* START *
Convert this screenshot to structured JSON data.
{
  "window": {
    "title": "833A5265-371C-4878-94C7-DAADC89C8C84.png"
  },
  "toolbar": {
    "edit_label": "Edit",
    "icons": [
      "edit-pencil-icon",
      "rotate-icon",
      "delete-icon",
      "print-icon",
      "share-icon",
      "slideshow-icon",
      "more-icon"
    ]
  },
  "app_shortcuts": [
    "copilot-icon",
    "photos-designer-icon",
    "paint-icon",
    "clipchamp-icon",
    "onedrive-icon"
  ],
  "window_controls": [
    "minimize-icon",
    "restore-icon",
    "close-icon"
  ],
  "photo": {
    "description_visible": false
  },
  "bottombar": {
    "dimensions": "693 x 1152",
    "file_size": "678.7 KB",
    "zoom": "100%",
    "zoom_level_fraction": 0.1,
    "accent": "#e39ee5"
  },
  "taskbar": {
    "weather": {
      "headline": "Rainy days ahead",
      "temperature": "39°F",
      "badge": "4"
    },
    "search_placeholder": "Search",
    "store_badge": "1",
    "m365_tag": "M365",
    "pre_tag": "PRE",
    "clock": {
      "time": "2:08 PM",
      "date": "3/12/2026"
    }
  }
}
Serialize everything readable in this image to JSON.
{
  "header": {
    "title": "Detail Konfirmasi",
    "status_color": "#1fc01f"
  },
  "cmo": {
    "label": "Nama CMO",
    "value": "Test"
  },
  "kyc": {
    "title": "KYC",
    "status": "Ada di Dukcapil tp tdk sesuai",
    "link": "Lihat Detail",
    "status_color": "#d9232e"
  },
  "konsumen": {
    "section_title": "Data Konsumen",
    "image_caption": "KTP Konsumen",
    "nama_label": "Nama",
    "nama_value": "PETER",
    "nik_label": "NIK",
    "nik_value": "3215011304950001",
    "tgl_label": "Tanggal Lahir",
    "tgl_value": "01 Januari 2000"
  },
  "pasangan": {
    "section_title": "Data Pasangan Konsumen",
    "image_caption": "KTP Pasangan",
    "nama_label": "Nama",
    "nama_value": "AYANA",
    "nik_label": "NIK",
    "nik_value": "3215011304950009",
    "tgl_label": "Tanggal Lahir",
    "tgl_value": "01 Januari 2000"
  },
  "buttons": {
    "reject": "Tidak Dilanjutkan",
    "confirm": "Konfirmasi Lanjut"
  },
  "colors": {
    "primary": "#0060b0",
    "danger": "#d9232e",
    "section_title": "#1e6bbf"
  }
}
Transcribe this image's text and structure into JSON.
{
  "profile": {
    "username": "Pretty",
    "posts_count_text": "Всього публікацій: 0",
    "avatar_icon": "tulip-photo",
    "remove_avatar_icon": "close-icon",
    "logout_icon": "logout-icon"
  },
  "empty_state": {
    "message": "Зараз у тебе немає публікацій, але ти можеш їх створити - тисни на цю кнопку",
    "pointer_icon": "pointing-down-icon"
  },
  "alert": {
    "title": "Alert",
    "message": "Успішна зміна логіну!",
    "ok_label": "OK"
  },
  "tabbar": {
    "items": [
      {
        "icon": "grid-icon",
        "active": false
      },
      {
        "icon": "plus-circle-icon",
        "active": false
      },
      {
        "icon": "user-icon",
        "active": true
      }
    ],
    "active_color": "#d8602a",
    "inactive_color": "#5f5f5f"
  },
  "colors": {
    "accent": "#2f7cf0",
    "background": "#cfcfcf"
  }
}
* END *
» **What to produce**
Transcribe the data. Leave every line exactly as it is.

» **Result of this exercise**
Convert this screenshot to structured JSON data.
{
  "window": {
    "title": "833A5265-371C-4878-94C7-DAADC89C8C84.png"
  },
  "toolbar": {
    "edit_label": "Edit",
    "icons": [
      "edit-pencil-icon",
      "rotate-icon",
      "delete-icon",
      "print-icon",
      "share-icon",
      "slideshow-icon",
      "more-icon"
    ]
  },
  "app_shortcuts": [
    "copilot-icon",
    "photos-designer-icon",
    "paint-icon",
    "clipchamp-icon",
    "onedrive-icon"
  ],
  "window_controls": [
    "minimize-icon",
    "restore-icon",
    "close-icon"
  ],
  "photo": {
    "description_visible": false
  },
  "bottombar": {
    "dimensions": "693 x 1152",
    "file_size": "678.7 KB",
    "zoom": "100%",
    "zoom_level_fraction": 0.1,
    "accent": "#e39ee5"
  },
  "taskbar": {
    "weather": {
      "headline": "Rainy days ahead",
      "temperature": "39°F",
      "badge": "4"
    },
    "search_placeholder": "Search",
    "store_badge": "1",
    "m365_tag": "M365",
    "pre_tag": "PRE",
    "clock": {
      "time": "2:08 PM",
      "date": "3/12/2026"
    }
  }
}
Serialize everything readable in this image to JSON.
{
  "header": {
    "title": "Detail Konfirmasi",
    "status_color": "#1fc01f"
  },
  "cmo": {
    "label": "Nama CMO",
    "value": "Test"
  },
  "kyc": {
    "title": "KYC",
    "status": "Ada di Dukcapil tp tdk sesuai",
    "link": "Lihat Detail",
    "status_color": "#d9232e"
  },
  "konsumen": {
    "section_title": "Data Konsumen",
    "image_caption": "KTP Konsumen",
    "nama_label": "Nama",
    "nama_value": "PETER",
    "nik_label": "NIK",
    "nik_value": "3215011304950001",
    "tgl_label": "Tanggal Lahir",
    "tgl_value": "01 Januari 2000"
  },
  "pasangan": {
    "section_title": "Data Pasangan Konsumen",
    "image_caption": "KTP Pasangan",
    "nama_label": "Nama",
    "nama_value": "AYANA",
    "nik_label": "NIK",
    "nik_value": "3215011304950009",
    "tgl_label": "Tanggal Lahir",
    "tgl_value": "01 Januari 2000"
  },
  "buttons": {
    "reject": "Tidak Dilanjutkan",
    "confirm": "Konfirmasi Lanjut"
  },
  "colors": {
    "primary": "#0060b0",
    "danger": "#d9232e",
    "section_title": "#1e6bbf"
  }
}
Transcribe this image's text and structure into JSON.
{
  "profile": {
    "username": "Pretty",
    "posts_count_text": "Всього публікацій: 0",
    "avatar_icon": "tulip-photo",
    "remove_avatar_icon": "close-icon",
    "logout_icon": "logout-icon"
  },
  "empty_state": {
    "message": "Зараз у тебе немає публікацій, але ти можеш їх створити - тисни на цю кнопку",
    "pointer_icon": "pointing-down-icon"
  },
  "alert": {
    "title": "Alert",
    "message": "Успішна зміна логіну!",
    "ok_label": "OK"
  },
  "tabbar": {
    "items": [
      {
        "icon": "grid-icon",
        "active": false
      },
      {
        "icon": "plus-circle-icon",
        "active": false
      },
      {
        "icon": "user-icon",
        "active": true
      }
    ],
    "active_color": "#d8602a",
    "inactive_color": "#5f5f5f"
  },
  "colors": {
    "accent": "#2f7cf0",
    "background": "#cfcfcf"
  }
}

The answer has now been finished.